— START SOURCE MATERIAL —
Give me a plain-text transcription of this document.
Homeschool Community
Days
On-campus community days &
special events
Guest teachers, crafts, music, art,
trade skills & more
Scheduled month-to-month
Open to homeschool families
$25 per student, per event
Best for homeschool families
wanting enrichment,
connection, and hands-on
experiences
— END SOURCE MATERIAL —
* [JOB]: Each entry is to be returned in full, character for character.

* [SOLUTION TO THE EXERCISE]:
Give me a plain-text transcription of this document.
Homeschool Community
Days
On-campus community days &
special events
Guest teachers, crafts, music, art,
trade skills & more
Scheduled month-to-month
Open to homeschool families
$25 per student, per event
Best for homeschool families
wanting enrichment,
connection, and hands-on
experiences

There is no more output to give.